> **WRITTEN REQUEST**
Extract each line bearing the word "object".

----------

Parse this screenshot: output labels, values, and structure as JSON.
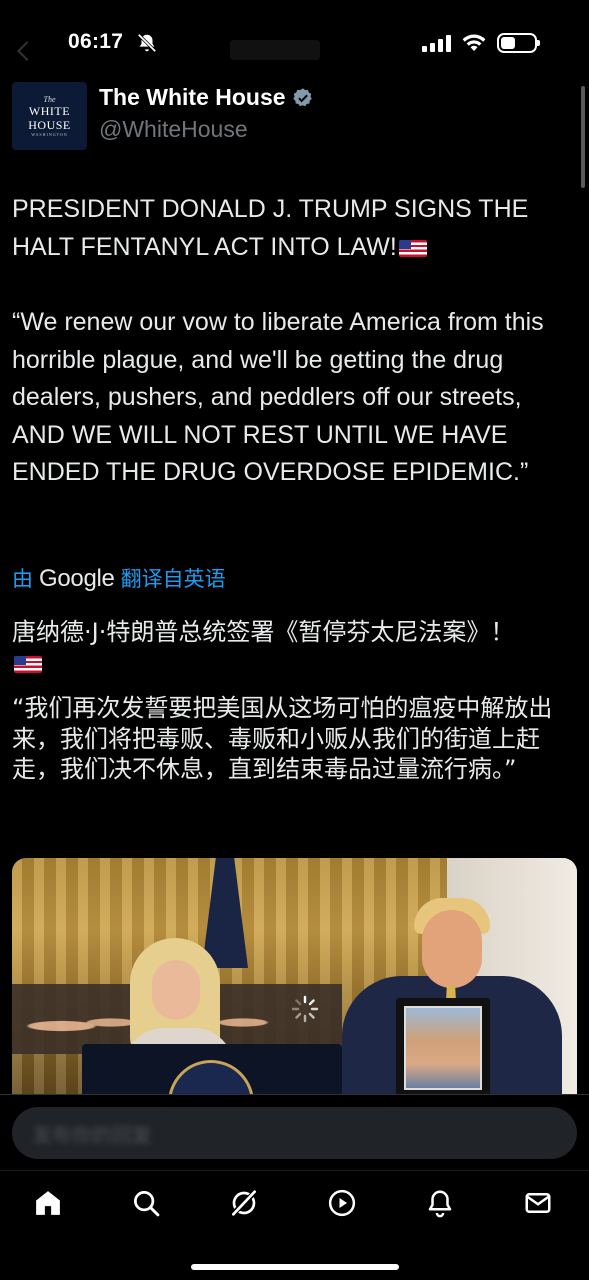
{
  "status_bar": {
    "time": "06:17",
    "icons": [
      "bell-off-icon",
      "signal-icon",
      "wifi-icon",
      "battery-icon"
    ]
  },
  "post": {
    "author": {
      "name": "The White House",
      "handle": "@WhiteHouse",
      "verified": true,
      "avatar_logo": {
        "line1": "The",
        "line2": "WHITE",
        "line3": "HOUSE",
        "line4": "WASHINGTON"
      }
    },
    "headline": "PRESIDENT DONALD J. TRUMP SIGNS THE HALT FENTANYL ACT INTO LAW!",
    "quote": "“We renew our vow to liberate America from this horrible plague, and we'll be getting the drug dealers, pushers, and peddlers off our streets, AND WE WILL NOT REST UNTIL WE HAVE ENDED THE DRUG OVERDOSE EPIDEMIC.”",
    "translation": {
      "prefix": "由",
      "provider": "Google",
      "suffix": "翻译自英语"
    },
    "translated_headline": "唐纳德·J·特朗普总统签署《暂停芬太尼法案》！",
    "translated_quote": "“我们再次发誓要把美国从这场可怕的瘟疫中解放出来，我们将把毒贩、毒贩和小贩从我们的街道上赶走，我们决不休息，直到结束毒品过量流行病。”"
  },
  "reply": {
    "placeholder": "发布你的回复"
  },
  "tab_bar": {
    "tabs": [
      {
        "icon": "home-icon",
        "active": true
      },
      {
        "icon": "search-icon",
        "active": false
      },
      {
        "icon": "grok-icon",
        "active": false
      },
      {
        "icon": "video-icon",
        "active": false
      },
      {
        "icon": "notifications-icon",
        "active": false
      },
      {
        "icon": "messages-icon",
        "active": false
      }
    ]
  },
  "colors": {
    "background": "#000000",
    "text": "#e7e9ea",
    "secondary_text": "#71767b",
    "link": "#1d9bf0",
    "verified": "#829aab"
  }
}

----------

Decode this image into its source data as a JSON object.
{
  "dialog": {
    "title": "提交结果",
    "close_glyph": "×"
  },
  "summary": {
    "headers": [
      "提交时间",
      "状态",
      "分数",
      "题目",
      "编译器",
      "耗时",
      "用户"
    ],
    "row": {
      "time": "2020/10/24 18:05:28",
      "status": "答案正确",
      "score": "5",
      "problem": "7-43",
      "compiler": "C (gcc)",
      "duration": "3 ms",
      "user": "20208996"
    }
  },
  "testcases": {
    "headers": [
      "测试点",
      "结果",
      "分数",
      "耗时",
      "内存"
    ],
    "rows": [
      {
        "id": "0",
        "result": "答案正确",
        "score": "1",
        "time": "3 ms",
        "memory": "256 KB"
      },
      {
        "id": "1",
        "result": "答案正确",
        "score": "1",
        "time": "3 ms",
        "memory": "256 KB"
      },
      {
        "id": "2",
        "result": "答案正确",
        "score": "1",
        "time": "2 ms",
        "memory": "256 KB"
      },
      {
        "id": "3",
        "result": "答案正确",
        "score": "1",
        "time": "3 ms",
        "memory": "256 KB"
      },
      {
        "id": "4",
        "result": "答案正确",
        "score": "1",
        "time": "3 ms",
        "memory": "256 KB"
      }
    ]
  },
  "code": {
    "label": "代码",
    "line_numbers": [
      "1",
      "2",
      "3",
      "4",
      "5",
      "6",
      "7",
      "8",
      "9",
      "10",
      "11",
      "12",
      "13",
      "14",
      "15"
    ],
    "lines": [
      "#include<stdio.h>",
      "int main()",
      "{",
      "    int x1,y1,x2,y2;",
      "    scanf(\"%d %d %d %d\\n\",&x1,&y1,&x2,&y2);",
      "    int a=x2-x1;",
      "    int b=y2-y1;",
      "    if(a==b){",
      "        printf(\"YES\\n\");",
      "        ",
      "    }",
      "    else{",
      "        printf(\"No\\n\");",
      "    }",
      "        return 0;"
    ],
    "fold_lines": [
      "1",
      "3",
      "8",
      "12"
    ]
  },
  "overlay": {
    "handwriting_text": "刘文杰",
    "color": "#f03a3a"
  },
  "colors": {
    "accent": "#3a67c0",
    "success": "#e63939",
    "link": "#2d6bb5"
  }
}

----------

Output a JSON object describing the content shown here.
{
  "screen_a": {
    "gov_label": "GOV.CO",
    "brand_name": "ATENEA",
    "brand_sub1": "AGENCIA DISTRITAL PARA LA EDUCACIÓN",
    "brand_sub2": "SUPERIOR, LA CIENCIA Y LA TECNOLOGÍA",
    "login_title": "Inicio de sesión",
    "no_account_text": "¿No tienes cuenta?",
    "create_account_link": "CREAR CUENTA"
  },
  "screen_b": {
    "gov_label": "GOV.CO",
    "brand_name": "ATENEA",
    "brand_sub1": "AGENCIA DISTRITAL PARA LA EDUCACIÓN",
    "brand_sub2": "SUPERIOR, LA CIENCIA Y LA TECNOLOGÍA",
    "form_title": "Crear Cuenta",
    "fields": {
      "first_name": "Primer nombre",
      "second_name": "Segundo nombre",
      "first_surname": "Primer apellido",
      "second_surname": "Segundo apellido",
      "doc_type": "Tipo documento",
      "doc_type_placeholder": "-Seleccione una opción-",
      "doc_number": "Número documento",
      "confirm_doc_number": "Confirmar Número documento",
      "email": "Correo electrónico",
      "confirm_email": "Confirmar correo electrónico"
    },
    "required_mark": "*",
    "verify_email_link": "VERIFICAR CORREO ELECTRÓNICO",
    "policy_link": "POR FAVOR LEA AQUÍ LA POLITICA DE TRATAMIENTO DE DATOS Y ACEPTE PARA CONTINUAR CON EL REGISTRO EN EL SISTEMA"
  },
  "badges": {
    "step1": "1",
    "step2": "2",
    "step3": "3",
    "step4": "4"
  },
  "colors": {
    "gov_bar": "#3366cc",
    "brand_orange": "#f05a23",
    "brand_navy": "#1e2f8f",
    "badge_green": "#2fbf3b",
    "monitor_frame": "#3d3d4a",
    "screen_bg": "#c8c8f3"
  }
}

----------

> **OUTPUT**
Decode this image into its source data as a JSON object.
Output a JSON object describing the content shown here.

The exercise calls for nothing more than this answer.